▶ **Goal of the exercise**
Pictures stay out of the copy; restate everything else in the material exactly.

:: Record extracts ::

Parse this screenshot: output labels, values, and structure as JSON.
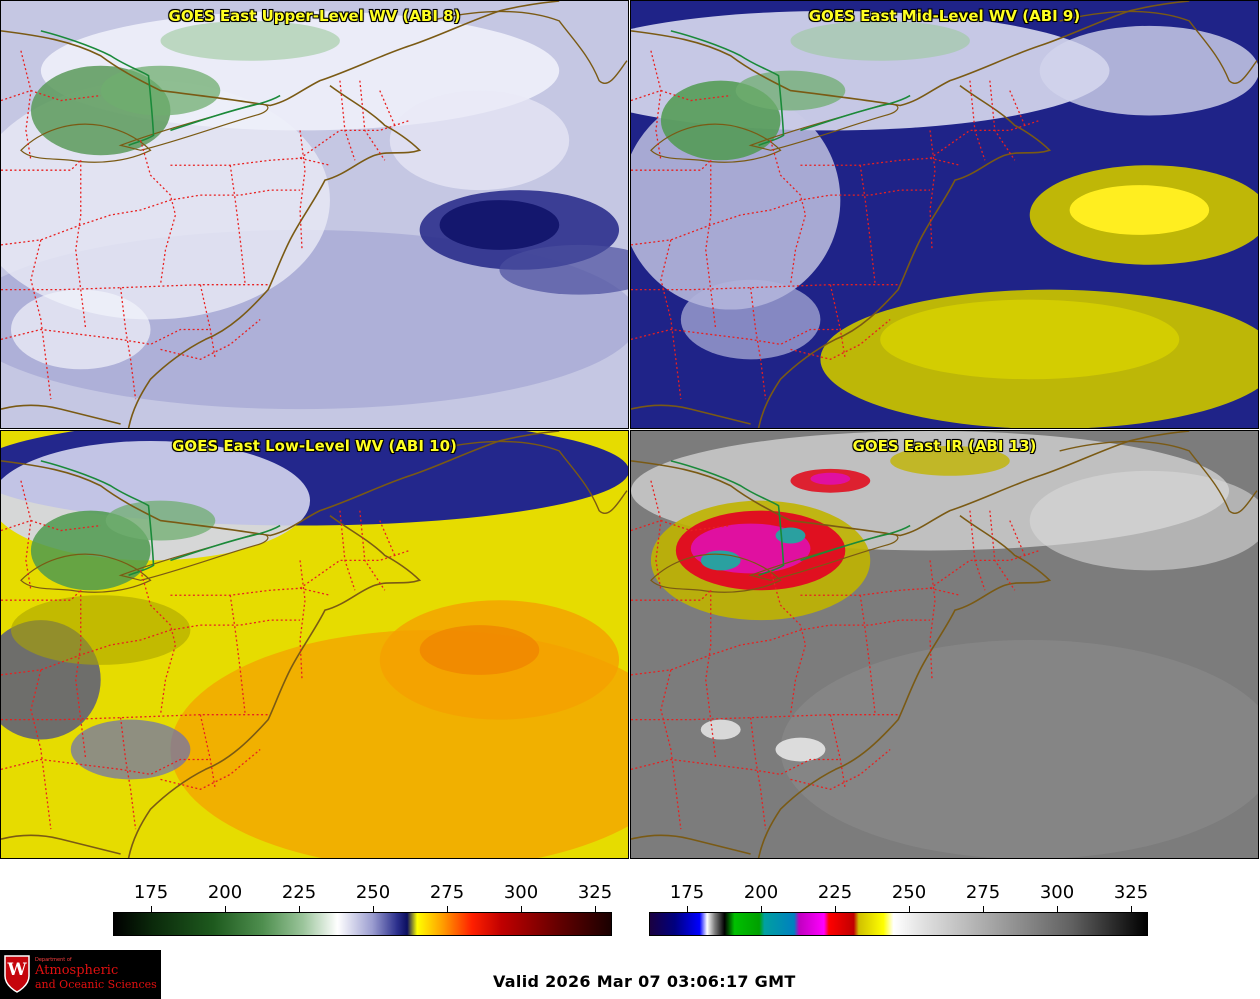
{
  "panels": [
    {
      "title": "GOES East Upper-Level WV (ABI 8)",
      "background": "#c6c8e4",
      "product": "water-vapor"
    },
    {
      "title": "GOES East Mid-Level WV (ABI 9)",
      "background": "#1c1f86",
      "product": "water-vapor"
    },
    {
      "title": "GOES East Low-Level WV (ABI 10)",
      "background": "#e8e000",
      "product": "water-vapor"
    },
    {
      "title": "GOES East IR (ABI 13)",
      "background": "#7c7c7c",
      "product": "infrared"
    }
  ],
  "colorbars": {
    "wv": {
      "ticks": [
        "175",
        "200",
        "225",
        "250",
        "275",
        "300",
        "325"
      ]
    },
    "ir": {
      "ticks": [
        "175",
        "200",
        "225",
        "250",
        "275",
        "300",
        "325"
      ]
    }
  },
  "logo": {
    "small_text": "Department of",
    "line1": "Atmospheric",
    "line2": "and Oceanic Sciences",
    "shield_letter": "W"
  },
  "footer": {
    "valid": "Valid 2026 Mar 07 03:06:17 GMT"
  },
  "colors": {
    "state_borders": "#e82020",
    "coastline": "#7a5a14",
    "intl_border": "#1a8a3a",
    "title_text": "#ffff22"
  }
}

:::

▶ **Reply to the exercise**
Parse this screenshot: output labels, values, and structure as JSON.
{
  "panels": [
    {
      "title": "GOES East Upper-Level WV (ABI 8)",
      "background": "#c6c8e4",
      "product": "water-vapor"
    },
    {
      "title": "GOES East Mid-Level WV (ABI 9)",
      "background": "#1c1f86",
      "product": "water-vapor"
    },
    {
      "title": "GOES East Low-Level WV (ABI 10)",
      "background": "#e8e000",
      "product": "water-vapor"
    },
    {
      "title": "GOES East IR (ABI 13)",
      "background": "#7c7c7c",
      "product": "infrared"
    }
  ],
  "colorbars": {
    "wv": {
      "ticks": [
        "175",
        "200",
        "225",
        "250",
        "275",
        "300",
        "325"
      ]
    },
    "ir": {
      "ticks": [
        "175",
        "200",
        "225",
        "250",
        "275",
        "300",
        "325"
      ]
    }
  },
  "logo": {
    "small_text": "Department of",
    "line1": "Atmospheric",
    "line2": "and Oceanic Sciences",
    "shield_letter": "W"
  },
  "footer": {
    "valid": "Valid 2026 Mar 07 03:06:17 GMT"
  },
  "colors": {
    "state_borders": "#e82020",
    "coastline": "#7a5a14",
    "intl_border": "#1a8a3a",
    "title_text": "#ffff22"
  }
}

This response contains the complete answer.